Description of the task: Check every line below for the word "name" and copy the ones that have it.

--- start of Provided records ---

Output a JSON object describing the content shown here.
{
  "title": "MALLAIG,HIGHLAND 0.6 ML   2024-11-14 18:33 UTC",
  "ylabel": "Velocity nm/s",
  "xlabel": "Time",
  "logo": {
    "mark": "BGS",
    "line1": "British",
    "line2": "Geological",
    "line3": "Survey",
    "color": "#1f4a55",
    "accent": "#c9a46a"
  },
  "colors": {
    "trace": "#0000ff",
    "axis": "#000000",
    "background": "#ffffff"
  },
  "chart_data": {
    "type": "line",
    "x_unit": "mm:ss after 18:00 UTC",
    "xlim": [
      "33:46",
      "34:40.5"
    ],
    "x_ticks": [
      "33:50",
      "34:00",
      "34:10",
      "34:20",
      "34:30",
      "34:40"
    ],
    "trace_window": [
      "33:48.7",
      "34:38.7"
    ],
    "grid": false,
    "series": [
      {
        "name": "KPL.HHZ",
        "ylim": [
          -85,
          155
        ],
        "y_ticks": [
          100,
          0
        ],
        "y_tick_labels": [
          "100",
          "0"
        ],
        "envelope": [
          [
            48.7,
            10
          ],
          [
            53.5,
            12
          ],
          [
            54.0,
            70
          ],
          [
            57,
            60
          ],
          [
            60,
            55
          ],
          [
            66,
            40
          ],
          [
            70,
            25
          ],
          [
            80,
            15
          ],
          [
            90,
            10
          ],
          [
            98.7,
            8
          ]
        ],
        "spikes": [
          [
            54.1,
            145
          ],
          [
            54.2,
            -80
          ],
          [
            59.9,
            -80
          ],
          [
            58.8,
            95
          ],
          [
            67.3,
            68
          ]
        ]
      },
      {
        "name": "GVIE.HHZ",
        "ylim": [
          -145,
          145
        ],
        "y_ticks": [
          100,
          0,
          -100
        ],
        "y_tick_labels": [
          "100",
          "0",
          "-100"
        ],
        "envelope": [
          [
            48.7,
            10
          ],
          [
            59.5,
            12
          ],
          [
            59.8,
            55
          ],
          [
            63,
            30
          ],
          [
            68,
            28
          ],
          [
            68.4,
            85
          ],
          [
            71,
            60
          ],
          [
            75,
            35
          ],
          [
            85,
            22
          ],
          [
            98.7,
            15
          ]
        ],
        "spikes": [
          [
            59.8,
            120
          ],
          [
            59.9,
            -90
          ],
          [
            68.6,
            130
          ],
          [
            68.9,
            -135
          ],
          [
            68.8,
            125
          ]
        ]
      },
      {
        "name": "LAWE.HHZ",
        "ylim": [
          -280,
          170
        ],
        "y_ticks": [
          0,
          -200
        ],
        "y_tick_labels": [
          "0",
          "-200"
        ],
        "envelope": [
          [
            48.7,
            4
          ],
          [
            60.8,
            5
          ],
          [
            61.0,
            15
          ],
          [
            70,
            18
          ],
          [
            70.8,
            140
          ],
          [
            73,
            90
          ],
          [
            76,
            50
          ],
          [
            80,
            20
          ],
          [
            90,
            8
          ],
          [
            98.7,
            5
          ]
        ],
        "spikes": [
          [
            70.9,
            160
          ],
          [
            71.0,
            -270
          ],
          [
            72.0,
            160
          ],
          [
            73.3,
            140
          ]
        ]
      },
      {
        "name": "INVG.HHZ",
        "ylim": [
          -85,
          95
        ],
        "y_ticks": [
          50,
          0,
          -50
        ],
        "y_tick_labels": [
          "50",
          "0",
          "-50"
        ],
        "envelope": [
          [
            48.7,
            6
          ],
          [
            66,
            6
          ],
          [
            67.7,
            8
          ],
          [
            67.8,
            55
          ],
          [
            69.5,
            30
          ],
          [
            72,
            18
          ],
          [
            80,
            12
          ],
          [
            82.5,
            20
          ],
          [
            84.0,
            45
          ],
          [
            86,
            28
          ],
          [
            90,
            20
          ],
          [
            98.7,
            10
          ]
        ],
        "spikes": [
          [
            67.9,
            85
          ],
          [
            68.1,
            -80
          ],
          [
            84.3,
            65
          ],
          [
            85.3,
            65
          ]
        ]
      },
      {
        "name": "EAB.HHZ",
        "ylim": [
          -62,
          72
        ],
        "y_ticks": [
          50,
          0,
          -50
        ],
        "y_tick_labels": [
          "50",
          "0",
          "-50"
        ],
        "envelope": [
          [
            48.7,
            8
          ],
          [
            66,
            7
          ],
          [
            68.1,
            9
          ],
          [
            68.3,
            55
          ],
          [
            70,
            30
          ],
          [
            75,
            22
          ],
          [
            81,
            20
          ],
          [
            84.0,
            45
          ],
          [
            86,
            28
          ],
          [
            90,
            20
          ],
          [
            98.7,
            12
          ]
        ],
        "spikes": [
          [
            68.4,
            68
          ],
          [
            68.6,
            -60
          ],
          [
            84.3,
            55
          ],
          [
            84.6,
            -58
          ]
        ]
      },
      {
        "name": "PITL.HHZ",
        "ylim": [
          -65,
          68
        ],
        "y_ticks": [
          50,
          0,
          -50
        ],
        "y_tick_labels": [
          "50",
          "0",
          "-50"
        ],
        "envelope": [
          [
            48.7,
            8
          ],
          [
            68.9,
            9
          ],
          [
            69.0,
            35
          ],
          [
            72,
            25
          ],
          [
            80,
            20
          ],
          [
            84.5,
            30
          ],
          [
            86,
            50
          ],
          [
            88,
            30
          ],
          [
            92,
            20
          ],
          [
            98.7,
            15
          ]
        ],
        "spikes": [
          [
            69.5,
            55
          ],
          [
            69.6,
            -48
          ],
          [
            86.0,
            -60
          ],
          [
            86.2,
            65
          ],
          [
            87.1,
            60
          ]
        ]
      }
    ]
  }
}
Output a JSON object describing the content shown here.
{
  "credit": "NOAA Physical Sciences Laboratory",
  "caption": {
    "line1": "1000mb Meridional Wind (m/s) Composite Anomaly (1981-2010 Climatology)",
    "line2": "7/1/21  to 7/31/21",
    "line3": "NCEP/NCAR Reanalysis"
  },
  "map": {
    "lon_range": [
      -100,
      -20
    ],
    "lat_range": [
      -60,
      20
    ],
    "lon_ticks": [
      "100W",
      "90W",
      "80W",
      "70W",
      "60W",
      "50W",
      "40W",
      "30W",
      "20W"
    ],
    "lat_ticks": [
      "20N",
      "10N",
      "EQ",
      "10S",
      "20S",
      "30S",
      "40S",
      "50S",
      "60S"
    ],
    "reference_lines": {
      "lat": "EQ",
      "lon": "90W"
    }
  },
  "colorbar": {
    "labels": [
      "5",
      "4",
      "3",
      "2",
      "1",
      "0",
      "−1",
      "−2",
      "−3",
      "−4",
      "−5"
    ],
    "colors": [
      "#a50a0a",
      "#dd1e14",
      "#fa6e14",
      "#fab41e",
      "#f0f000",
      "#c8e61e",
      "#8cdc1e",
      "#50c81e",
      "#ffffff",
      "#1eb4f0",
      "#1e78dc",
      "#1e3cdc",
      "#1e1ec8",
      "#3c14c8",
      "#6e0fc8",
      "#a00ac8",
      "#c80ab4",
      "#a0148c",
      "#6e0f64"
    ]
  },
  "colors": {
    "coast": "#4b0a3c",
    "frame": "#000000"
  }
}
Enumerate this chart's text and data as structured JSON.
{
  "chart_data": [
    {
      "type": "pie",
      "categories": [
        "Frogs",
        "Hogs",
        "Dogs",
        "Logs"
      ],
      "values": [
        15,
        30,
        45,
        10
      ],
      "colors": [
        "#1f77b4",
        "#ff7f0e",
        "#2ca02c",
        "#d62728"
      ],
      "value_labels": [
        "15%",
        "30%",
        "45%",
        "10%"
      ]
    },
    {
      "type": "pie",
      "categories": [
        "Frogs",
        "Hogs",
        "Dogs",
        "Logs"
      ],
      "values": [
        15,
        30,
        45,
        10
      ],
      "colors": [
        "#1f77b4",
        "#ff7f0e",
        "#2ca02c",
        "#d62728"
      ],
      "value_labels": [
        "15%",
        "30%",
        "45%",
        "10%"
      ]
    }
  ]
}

--- end of Provided records ---

Output below:
        "name": "KPL.HHZ",
        "name": "GVIE.HHZ",
        "name": "LAWE.HHZ",
        "name": "INVG.HHZ",
        "name": "EAB.HHZ",
        "name": "PITL.HHZ",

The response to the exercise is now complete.